* **AIM OF THE EXERCISE**: Every entry needs to be printed exactly, please.

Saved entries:
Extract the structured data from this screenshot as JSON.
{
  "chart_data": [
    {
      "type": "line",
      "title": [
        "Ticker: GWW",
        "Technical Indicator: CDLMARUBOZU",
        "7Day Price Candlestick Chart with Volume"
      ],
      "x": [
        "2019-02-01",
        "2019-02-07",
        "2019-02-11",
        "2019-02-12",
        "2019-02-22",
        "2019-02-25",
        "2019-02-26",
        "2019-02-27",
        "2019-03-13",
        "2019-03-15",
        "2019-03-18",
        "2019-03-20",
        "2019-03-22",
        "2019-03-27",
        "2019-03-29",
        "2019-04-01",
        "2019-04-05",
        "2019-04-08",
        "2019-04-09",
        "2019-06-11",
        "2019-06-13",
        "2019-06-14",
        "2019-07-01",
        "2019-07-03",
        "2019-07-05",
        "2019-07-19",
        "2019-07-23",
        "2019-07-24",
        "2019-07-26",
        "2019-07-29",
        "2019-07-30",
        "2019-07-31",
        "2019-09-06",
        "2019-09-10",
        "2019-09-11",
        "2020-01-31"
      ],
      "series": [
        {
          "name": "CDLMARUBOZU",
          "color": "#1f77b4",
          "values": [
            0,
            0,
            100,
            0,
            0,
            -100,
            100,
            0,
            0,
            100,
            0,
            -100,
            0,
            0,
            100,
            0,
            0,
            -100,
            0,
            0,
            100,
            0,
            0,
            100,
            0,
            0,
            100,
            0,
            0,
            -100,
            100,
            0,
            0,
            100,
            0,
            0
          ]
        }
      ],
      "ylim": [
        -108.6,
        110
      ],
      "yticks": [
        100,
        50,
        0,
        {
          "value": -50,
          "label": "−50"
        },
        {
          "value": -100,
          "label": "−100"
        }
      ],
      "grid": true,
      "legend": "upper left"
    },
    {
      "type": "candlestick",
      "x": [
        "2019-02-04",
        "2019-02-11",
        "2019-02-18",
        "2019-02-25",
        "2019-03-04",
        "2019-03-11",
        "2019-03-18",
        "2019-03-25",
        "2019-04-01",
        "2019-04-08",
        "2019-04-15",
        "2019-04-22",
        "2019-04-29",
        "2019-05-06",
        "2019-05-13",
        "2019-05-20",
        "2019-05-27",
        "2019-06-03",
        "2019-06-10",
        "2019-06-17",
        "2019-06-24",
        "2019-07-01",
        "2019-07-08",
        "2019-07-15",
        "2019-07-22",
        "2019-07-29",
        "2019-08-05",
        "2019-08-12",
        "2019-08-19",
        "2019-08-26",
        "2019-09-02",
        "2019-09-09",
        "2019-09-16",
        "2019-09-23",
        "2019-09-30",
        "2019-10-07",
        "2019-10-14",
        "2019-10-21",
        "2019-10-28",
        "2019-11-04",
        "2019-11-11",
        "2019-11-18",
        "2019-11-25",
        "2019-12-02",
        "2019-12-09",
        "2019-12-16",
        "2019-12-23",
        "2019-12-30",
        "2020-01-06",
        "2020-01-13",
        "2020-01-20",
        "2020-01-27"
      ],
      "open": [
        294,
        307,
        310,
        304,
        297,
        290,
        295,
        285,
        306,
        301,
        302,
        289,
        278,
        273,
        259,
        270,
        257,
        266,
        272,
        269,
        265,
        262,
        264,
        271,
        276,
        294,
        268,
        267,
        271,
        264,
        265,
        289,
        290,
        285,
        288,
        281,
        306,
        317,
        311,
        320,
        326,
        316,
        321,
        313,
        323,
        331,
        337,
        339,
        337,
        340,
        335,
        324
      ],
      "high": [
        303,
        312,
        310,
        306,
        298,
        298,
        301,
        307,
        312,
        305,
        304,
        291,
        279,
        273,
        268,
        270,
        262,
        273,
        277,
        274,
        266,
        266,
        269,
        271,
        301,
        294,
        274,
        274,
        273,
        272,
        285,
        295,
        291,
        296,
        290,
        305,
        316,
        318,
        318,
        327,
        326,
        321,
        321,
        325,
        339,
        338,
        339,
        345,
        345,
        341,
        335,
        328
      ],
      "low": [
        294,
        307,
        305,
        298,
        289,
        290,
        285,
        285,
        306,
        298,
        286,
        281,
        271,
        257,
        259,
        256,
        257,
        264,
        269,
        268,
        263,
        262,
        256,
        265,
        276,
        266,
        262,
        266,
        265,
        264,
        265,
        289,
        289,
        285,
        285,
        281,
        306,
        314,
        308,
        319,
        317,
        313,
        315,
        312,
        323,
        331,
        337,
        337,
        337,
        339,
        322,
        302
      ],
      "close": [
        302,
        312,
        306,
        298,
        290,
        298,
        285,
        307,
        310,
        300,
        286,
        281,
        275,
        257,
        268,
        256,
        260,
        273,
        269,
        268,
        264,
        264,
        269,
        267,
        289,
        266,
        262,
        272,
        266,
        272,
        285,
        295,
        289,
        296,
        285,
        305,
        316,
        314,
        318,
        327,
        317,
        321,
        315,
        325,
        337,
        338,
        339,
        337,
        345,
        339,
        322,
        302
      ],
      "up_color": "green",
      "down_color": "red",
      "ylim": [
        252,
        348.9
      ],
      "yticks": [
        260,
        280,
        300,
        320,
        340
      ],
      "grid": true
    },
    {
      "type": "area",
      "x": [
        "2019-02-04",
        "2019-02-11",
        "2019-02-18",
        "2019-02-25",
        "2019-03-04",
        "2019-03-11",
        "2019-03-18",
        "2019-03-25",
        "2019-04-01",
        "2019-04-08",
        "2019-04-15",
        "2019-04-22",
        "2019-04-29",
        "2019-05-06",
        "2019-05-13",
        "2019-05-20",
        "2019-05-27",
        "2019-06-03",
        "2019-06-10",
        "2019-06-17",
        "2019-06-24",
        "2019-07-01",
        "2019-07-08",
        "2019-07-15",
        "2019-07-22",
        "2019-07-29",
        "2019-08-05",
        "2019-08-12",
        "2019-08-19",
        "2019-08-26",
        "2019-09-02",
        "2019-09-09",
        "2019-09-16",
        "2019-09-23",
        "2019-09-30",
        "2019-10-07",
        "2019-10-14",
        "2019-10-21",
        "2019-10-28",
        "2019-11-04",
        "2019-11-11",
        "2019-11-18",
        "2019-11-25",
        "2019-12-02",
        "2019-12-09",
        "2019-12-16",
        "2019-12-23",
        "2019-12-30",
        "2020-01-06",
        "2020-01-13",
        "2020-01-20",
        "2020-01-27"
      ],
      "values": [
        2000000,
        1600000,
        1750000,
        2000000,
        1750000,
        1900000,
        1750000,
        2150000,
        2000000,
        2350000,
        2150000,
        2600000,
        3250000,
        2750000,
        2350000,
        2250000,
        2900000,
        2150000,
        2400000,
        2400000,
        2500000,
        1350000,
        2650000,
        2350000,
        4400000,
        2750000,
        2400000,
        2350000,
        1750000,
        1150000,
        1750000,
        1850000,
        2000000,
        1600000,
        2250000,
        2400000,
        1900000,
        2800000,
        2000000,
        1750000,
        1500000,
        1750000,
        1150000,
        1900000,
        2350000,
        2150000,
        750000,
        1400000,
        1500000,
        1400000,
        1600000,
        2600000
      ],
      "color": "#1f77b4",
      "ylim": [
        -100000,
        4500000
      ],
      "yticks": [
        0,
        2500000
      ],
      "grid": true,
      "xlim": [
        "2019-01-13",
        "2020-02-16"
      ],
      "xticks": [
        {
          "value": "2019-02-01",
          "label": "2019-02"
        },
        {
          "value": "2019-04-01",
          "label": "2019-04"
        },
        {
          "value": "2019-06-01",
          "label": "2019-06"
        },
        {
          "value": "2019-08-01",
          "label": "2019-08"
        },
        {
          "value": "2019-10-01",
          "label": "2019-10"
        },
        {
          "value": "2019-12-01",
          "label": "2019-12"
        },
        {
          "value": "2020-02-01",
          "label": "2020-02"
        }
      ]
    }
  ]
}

* **FINAL RESULT**:
Extract the structured data from this screenshot as JSON.
{
  "chart_data": [
    {
      "type": "line",
      "title": [
        "Ticker: GWW",
        "Technical Indicator: CDLMARUBOZU",
        "7Day Price Candlestick Chart with Volume"
      ],
      "x": [
        "2019-02-01",
        "2019-02-07",
        "2019-02-11",
        "2019-02-12",
        "2019-02-22",
        "2019-02-25",
        "2019-02-26",
        "2019-02-27",
        "2019-03-13",
        "2019-03-15",
        "2019-03-18",
        "2019-03-20",
        "2019-03-22",
        "2019-03-27",
        "2019-03-29",
        "2019-04-01",
        "2019-04-05",
        "2019-04-08",
        "2019-04-09",
        "2019-06-11",
        "2019-06-13",
        "2019-06-14",
        "2019-07-01",
        "2019-07-03",
        "2019-07-05",
        "2019-07-19",
        "2019-07-23",
        "2019-07-24",
        "2019-07-26",
        "2019-07-29",
        "2019-07-30",
        "2019-07-31",
        "2019-09-06",
        "2019-09-10",
        "2019-09-11",
        "2020-01-31"
      ],
      "series": [
        {
          "name": "CDLMARUBOZU",
          "color": "#1f77b4",
          "values": [
            0,
            0,
            100,
            0,
            0,
            -100,
            100,
            0,
            0,
            100,
            0,
            -100,
            0,
            0,
            100,
            0,
            0,
            -100,
            0,
            0,
            100,
            0,
            0,
            100,
            0,
            0,
            100,
            0,
            0,
            -100,
            100,
            0,
            0,
            100,
            0,
            0
          ]
        }
      ],
      "ylim": [
        -108.6,
        110
      ],
      "yticks": [
        100,
        50,
        0,
        {
          "value": -50,
          "label": "−50"
        },
        {
          "value": -100,
          "label": "−100"
        }
      ],
      "grid": true,
      "legend": "upper left"
    },
    {
      "type": "candlestick",
      "x": [
        "2019-02-04",
        "2019-02-11",
        "2019-02-18",
        "2019-02-25",
        "2019-03-04",
        "2019-03-11",
        "2019-03-18",
        "2019-03-25",
        "2019-04-01",
        "2019-04-08",
        "2019-04-15",
        "2019-04-22",
        "2019-04-29",
        "2019-05-06",
        "2019-05-13",
        "2019-05-20",
        "2019-05-27",
        "2019-06-03",
        "2019-06-10",
        "2019-06-17",
        "2019-06-24",
        "2019-07-01",
        "2019-07-08",
        "2019-07-15",
        "2019-07-22",
        "2019-07-29",
        "2019-08-05",
        "2019-08-12",
        "2019-08-19",
        "2019-08-26",
        "2019-09-02",
        "2019-09-09",
        "2019-09-16",
        "2019-09-23",
        "2019-09-30",
        "2019-10-07",
        "2019-10-14",
        "2019-10-21",
        "2019-10-28",
        "2019-11-04",
        "2019-11-11",
        "2019-11-18",
        "2019-11-25",
        "2019-12-02",
        "2019-12-09",
        "2019-12-16",
        "2019-12-23",
        "2019-12-30",
        "2020-01-06",
        "2020-01-13",
        "2020-01-20",
        "2020-01-27"
      ],
      "open": [
        294,
        307,
        310,
        304,
        297,
        290,
        295,
        285,
        306,
        301,
        302,
        289,
        278,
        273,
        259,
        270,
        257,
        266,
        272,
        269,
        265,
        262,
        264,
        271,
        276,
        294,
        268,
        267,
        271,
        264,
        265,
        289,
        290,
        285,
        288,
        281,
        306,
        317,
        311,
        320,
        326,
        316,
        321,
        313,
        323,
        331,
        337,
        339,
        337,
        340,
        335,
        324
      ],
      "high": [
        303,
        312,
        310,
        306,
        298,
        298,
        301,
        307,
        312,
        305,
        304,
        291,
        279,
        273,
        268,
        270,
        262,
        273,
        277,
        274,
        266,
        266,
        269,
        271,
        301,
        294,
        274,
        274,
        273,
        272,
        285,
        295,
        291,
        296,
        290,
        305,
        316,
        318,
        318,
        327,
        326,
        321,
        321,
        325,
        339,
        338,
        339,
        345,
        345,
        341,
        335,
        328
      ],
      "low": [
        294,
        307,
        305,
        298,
        289,
        290,
        285,
        285,
        306,
        298,
        286,
        281,
        271,
        257,
        259,
        256,
        257,
        264,
        269,
        268,
        263,
        262,
        256,
        265,
        276,
        266,
        262,
        266,
        265,
        264,
        265,
        289,
        289,
        285,
        285,
        281,
        306,
        314,
        308,
        319,
        317,
        313,
        315,
        312,
        323,
        331,
        337,
        337,
        337,
        339,
        322,
        302
      ],
      "close": [
        302,
        312,
        306,
        298,
        290,
        298,
        285,
        307,
        310,
        300,
        286,
        281,
        275,
        257,
        268,
        256,
        260,
        273,
        269,
        268,
        264,
        264,
        269,
        267,
        289,
        266,
        262,
        272,
        266,
        272,
        285,
        295,
        289,
        296,
        285,
        305,
        316,
        314,
        318,
        327,
        317,
        321,
        315,
        325,
        337,
        338,
        339,
        337,
        345,
        339,
        322,
        302
      ],
      "up_color": "green",
      "down_color": "red",
      "ylim": [
        252,
        348.9
      ],
      "yticks": [
        260,
        280,
        300,
        320,
        340
      ],
      "grid": true
    },
    {
      "type": "area",
      "x": [
        "2019-02-04",
        "2019-02-11",
        "2019-02-18",
        "2019-02-25",
        "2019-03-04",
        "2019-03-11",
        "2019-03-18",
        "2019-03-25",
        "2019-04-01",
        "2019-04-08",
        "2019-04-15",
        "2019-04-22",
        "2019-04-29",
        "2019-05-06",
        "2019-05-13",
        "2019-05-20",
        "2019-05-27",
        "2019-06-03",
        "2019-06-10",
        "2019-06-17",
        "2019-06-24",
        "2019-07-01",
        "2019-07-08",
        "2019-07-15",
        "2019-07-22",
        "2019-07-29",
        "2019-08-05",
        "2019-08-12",
        "2019-08-19",
        "2019-08-26",
        "2019-09-02",
        "2019-09-09",
        "2019-09-16",
        "2019-09-23",
        "2019-09-30",
        "2019-10-07",
        "2019-10-14",
        "2019-10-21",
        "2019-10-28",
        "2019-11-04",
        "2019-11-11",
        "2019-11-18",
        "2019-11-25",
        "2019-12-02",
        "2019-12-09",
        "2019-12-16",
        "2019-12-23",
        "2019-12-30",
        "2020-01-06",
        "2020-01-13",
        "2020-01-20",
        "2020-01-27"
      ],
      "values": [
        2000000,
        1600000,
        1750000,
        2000000,
        1750000,
        1900000,
        1750000,
        2150000,
        2000000,
        2350000,
        2150000,
        2600000,
        3250000,
        2750000,
        2350000,
        2250000,
        2900000,
        2150000,
        2400000,
        2400000,
        2500000,
        1350000,
        2650000,
        2350000,
        4400000,
        2750000,
        2400000,
        2350000,
        1750000,
        1150000,
        1750000,
        1850000,
        2000000,
        1600000,
        2250000,
        2400000,
        1900000,
        2800000,
        2000000,
        1750000,
        1500000,
        1750000,
        1150000,
        1900000,
        2350000,
        2150000,
        750000,
        1400000,
        1500000,
        1400000,
        1600000,
        2600000
      ],
      "color": "#1f77b4",
      "ylim": [
        -100000,
        4500000
      ],
      "yticks": [
        0,
        2500000
      ],
      "grid": true,
      "xlim": [
        "2019-01-13",
        "2020-02-16"
      ],
      "xticks": [
        {
          "value": "2019-02-01",
          "label": "2019-02"
        },
        {
          "value": "2019-04-01",
          "label": "2019-04"
        },
        {
          "value": "2019-06-01",
          "label": "2019-06"
        },
        {
          "value": "2019-08-01",
          "label": "2019-08"
        },
        {
          "value": "2019-10-01",
          "label": "2019-10"
        },
        {
          "value": "2019-12-01",
          "label": "2019-12"
        },
        {
          "value": "2020-02-01",
          "label": "2020-02"
        }
      ]
    }
  ]
}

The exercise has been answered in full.